§ STORED ROWS

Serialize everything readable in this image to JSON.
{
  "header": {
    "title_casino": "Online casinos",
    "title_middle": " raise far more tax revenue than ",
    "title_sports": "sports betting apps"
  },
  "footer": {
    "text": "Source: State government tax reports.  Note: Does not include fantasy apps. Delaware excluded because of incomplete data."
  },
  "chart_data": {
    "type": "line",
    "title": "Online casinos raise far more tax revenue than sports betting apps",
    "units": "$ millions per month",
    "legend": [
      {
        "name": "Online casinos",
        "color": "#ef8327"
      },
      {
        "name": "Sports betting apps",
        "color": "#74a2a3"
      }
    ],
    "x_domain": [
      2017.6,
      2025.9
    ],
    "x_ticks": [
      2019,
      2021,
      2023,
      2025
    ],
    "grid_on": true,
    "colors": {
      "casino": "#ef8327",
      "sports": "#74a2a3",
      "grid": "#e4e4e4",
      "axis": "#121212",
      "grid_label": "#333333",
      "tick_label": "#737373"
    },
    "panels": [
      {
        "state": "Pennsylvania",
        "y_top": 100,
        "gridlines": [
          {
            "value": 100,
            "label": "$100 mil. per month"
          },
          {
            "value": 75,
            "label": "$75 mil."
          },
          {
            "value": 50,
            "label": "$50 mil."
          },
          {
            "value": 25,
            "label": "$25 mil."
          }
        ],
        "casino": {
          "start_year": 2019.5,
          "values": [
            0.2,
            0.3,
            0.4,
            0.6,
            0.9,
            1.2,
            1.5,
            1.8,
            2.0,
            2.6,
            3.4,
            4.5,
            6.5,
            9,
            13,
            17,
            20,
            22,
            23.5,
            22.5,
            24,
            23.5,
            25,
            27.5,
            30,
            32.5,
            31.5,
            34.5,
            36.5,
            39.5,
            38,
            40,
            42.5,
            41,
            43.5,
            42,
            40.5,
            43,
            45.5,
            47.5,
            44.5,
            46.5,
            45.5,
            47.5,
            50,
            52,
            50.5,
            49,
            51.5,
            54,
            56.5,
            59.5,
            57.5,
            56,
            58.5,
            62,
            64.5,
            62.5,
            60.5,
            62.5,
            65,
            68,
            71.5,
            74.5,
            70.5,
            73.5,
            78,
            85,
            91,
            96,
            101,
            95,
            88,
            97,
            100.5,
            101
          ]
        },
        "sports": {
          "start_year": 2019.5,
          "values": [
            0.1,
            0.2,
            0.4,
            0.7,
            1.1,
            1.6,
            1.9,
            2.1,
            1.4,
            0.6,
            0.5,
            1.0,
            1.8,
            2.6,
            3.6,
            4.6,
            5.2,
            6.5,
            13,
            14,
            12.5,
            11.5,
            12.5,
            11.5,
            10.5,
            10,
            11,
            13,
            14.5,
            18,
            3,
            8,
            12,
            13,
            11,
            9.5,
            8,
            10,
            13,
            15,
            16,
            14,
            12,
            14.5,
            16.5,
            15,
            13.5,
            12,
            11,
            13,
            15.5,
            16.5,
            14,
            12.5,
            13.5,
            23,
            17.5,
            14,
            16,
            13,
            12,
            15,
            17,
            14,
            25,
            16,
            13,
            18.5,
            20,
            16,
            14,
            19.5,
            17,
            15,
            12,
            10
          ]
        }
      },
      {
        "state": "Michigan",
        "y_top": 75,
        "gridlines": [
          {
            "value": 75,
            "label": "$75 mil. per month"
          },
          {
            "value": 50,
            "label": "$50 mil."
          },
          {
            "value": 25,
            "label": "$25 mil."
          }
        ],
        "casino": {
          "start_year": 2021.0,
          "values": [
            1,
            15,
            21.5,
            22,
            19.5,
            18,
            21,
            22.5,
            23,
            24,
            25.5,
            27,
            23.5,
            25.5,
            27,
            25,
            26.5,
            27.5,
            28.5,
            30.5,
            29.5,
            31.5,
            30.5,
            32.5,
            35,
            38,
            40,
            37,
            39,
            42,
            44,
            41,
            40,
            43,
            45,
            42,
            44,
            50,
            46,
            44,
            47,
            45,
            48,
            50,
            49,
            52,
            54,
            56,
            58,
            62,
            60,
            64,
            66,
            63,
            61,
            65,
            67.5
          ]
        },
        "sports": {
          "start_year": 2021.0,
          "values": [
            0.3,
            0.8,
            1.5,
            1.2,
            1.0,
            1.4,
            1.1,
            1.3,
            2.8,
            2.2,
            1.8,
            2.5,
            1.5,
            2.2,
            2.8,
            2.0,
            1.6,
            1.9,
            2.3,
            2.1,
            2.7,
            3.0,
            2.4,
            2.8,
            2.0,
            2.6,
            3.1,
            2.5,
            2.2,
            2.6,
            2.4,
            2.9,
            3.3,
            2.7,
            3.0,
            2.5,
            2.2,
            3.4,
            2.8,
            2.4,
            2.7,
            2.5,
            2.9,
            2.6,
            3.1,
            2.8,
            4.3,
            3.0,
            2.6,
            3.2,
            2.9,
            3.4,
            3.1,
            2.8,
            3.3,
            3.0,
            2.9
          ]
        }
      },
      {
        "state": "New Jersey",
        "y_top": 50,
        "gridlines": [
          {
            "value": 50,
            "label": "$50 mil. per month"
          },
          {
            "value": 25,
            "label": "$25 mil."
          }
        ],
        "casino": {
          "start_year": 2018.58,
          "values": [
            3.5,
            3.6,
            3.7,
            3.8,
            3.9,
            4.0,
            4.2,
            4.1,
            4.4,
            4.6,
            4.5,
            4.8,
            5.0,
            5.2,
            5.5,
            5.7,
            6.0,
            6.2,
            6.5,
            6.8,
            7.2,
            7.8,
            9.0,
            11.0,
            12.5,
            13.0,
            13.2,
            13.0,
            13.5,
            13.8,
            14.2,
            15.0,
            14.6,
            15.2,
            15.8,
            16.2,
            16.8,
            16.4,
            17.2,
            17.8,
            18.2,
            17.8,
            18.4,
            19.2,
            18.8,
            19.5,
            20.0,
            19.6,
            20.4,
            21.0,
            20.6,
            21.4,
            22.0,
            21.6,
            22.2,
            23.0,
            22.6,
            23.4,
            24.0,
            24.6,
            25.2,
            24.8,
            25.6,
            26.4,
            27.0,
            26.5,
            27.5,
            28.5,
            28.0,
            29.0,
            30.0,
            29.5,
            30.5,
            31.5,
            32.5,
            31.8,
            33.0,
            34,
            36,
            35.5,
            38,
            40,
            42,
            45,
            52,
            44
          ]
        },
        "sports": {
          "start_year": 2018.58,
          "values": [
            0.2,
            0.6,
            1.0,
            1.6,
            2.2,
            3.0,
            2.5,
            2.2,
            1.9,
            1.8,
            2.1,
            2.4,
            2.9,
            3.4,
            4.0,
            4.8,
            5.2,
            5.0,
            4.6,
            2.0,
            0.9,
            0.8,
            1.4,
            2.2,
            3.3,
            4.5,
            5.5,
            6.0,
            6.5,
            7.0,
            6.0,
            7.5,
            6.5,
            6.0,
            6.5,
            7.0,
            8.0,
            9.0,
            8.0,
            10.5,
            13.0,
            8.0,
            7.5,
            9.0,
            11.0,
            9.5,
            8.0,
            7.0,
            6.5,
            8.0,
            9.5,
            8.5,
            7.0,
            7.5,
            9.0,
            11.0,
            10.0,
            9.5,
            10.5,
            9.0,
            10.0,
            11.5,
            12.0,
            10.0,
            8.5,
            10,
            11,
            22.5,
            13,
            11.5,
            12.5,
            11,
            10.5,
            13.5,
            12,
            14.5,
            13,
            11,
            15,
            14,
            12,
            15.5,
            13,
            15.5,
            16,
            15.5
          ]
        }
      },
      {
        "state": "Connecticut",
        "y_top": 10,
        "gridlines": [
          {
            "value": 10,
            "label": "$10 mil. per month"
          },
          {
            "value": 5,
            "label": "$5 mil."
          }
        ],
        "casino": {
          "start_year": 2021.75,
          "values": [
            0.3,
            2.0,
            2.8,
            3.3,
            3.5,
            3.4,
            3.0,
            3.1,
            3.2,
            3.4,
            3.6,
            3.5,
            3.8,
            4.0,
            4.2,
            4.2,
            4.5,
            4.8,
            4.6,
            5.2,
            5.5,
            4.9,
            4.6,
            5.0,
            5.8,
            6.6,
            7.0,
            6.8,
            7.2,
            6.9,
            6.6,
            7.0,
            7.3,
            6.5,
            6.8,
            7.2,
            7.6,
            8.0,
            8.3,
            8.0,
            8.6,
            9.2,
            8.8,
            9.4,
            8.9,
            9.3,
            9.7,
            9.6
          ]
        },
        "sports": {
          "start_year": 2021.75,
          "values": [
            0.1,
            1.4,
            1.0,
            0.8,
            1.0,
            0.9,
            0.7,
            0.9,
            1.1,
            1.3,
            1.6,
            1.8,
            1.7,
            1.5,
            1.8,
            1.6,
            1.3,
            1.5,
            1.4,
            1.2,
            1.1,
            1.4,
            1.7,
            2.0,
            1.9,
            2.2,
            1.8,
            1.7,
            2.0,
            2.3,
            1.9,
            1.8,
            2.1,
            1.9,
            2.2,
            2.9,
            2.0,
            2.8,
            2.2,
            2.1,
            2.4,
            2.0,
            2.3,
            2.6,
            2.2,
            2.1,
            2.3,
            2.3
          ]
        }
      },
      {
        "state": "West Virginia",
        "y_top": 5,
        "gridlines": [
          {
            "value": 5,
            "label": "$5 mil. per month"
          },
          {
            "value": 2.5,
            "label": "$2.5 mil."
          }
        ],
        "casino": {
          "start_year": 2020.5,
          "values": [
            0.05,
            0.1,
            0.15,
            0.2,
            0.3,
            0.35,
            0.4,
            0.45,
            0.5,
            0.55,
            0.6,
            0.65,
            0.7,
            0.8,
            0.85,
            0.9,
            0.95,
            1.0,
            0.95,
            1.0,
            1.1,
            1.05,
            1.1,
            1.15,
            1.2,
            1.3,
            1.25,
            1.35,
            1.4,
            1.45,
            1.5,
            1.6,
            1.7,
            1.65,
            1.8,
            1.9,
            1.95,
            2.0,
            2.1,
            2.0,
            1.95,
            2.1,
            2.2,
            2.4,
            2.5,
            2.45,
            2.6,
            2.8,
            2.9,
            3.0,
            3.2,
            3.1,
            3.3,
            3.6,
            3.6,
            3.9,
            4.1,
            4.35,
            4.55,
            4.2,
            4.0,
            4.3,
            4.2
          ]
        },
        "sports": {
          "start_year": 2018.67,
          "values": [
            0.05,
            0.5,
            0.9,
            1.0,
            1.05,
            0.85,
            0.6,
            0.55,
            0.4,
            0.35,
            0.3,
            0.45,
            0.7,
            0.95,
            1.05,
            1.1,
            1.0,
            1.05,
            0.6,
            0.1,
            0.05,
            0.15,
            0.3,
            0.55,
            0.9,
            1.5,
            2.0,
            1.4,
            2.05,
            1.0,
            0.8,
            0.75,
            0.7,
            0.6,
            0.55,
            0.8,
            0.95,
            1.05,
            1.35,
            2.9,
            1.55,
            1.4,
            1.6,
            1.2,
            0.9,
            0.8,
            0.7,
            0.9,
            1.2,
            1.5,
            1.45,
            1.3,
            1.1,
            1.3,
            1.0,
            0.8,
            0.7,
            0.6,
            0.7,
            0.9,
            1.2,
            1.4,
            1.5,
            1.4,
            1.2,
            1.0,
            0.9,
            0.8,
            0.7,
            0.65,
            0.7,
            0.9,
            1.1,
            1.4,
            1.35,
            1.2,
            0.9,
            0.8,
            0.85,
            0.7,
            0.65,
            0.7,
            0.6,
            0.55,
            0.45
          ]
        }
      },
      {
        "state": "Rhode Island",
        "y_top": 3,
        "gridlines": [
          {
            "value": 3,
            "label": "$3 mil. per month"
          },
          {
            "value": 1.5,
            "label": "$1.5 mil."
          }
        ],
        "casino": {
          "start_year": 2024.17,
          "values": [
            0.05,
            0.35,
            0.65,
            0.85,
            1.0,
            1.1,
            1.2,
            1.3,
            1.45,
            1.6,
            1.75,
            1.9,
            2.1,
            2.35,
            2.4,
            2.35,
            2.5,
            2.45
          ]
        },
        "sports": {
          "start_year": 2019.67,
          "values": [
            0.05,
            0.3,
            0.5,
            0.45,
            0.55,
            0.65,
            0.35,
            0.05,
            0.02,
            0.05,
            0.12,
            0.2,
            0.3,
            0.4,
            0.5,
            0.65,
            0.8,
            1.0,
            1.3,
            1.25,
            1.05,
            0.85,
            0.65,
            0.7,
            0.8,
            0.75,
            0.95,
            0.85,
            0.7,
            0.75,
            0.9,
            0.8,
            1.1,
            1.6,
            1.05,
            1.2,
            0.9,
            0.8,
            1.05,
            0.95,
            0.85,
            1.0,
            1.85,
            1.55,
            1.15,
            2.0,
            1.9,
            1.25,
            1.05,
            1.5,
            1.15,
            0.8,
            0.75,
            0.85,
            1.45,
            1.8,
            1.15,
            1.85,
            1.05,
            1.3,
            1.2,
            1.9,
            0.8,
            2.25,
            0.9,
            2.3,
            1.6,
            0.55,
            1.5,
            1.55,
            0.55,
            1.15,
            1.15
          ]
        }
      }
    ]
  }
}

§ GOAL
Copy every line of the entries above in which "revenue" occurs.

§ OUTPUT OF THE EXERCISE
    "title_middle": " raise far more tax revenue than ",
    "title": "Online casinos raise far more tax revenue than sports betting apps",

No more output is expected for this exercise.